> _EXERCISE DATA_:
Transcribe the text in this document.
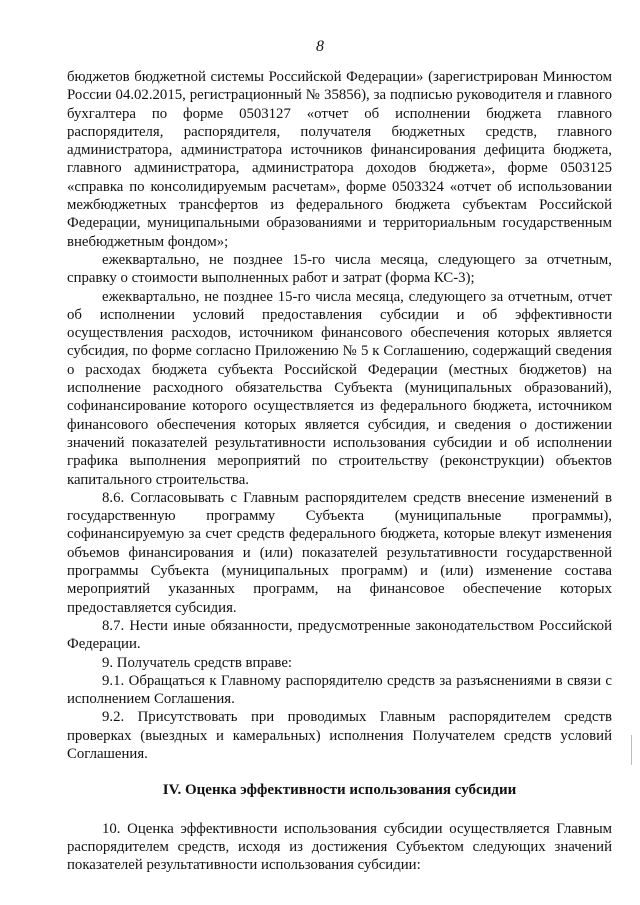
8

бюджетов бюджетной системы Российской Федерации» (зарегистрирован Минюстом России 04.02.2015, регистрационный № 35856), за подписью руководителя и главного бухгалтера по форме 0503127 «отчет об исполнении бюджета главного распорядителя, распорядителя, получателя бюджетных средств, главного администратора, администратора источников финансирования дефицита бюджета, главного администратора, администратора доходов бюджета», форме 0503125 «справка по консолидируемым расчетам», форме 0503324 «отчет об использовании межбюджетных трансфертов из федерального бюджета субъектам Российской Федерации, муниципальными образованиями и территориальным государственным внебюджетным фондом»;

ежеквартально, не позднее 15-го числа месяца, следующего за отчетным, справку о стоимости выполненных работ и затрат (форма КС-3);

ежеквартально, не позднее 15-го числа месяца, следующего за отчетным, отчет об исполнении условий предоставления субсидии и об эффективности осуществления расходов, источником финансового обеспечения которых является субсидия, по форме согласно Приложению № 5 к Соглашению, содержащий сведения о расходах бюджета субъекта Российской Федерации (местных бюджетов) на исполнение расходного обязательства Субъекта (муниципальных образований), софинансирование которого осуществляется из федерального бюджета, источником финансового обеспечения которых является субсидия, и сведения о достижении значений показателей результативности использования субсидии и об исполнении графика выполнения мероприятий по строительству (реконструкции) объектов капитального строительства.

8.6. Согласовывать с Главным распорядителем средств внесение изменений в государственную программу Субъекта (муниципальные программы), софинансируемую за счет средств федерального бюджета, которые влекут изменения объемов финансирования и (или) показателей результативности государственной программы Субъекта (муниципальных программ) и (или) изменение состава мероприятий указанных программ, на финансовое обеспечение которых предоставляется субсидия.

8.7. Нести иные обязанности, предусмотренные законодательством Российской Федерации.

9. Получатель средств вправе:

9.1. Обращаться к Главному распорядителю средств за разъяснениями в связи с исполнением Соглашения.

9.2. Присутствовать при проводимых Главным распорядителем средств проверках (выездных и камеральных) исполнения Получателем средств условий Соглашения.

IV. Оценка эффективности использования субсидии

10. Оценка эффективности использования субсидии осуществляется Главным распорядителем средств, исходя из достижения Субъектом следующих значений показателей результативности использования субсидии:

> _WHAT TO DO_:
Strip out the images, then output the records above word for word.

> _TASK RESPONSE_:
Transcribe the text in this document.
8

бюджетов бюджетной системы Российской Федерации» (зарегистрирован Минюстом России 04.02.2015, регистрационный № 35856), за подписью руководителя и главного бухгалтера по форме 0503127 «отчет об исполнении бюджета главного распорядителя, распорядителя, получателя бюджетных средств, главного администратора, администратора источников финансирования дефицита бюджета, главного администратора, администратора доходов бюджета», форме 0503125 «справка по консолидируемым расчетам», форме 0503324 «отчет об использовании межбюджетных трансфертов из федерального бюджета субъектам Российской Федерации, муниципальными образованиями и территориальным государственным внебюджетным фондом»;

ежеквартально, не позднее 15-го числа месяца, следующего за отчетным, справку о стоимости выполненных работ и затрат (форма КС-3);

ежеквартально, не позднее 15-го числа месяца, следующего за отчетным, отчет об исполнении условий предоставления субсидии и об эффективности осуществления расходов, источником финансового обеспечения которых является субсидия, по форме согласно Приложению № 5 к Соглашению, содержащий сведения о расходах бюджета субъекта Российской Федерации (местных бюджетов) на исполнение расходного обязательства Субъекта (муниципальных образований), софинансирование которого осуществляется из федерального бюджета, источником финансового обеспечения которых является субсидия, и сведения о достижении значений показателей результативности использования субсидии и об исполнении графика выполнения мероприятий по строительству (реконструкции) объектов капитального строительства.

8.6. Согласовывать с Главным распорядителем средств внесение изменений в государственную программу Субъекта (муниципальные программы), софинансируемую за счет средств федерального бюджета, которые влекут изменения объемов финансирования и (или) показателей результативности государственной программы Субъекта (муниципальных программ) и (или) изменение состава мероприятий указанных программ, на финансовое обеспечение которых предоставляется субсидия.

8.7. Нести иные обязанности, предусмотренные законодательством Российской Федерации.

9. Получатель средств вправе:

9.1. Обращаться к Главному распорядителю средств за разъяснениями в связи с исполнением Соглашения.

9.2. Присутствовать при проводимых Главным распорядителем средств проверках (выездных и камеральных) исполнения Получателем средств условий Соглашения.

IV. Оценка эффективности использования субсидии

10. Оценка эффективности использования субсидии осуществляется Главным распорядителем средств, исходя из достижения Субъектом следующих значений показателей результативности использования субсидии:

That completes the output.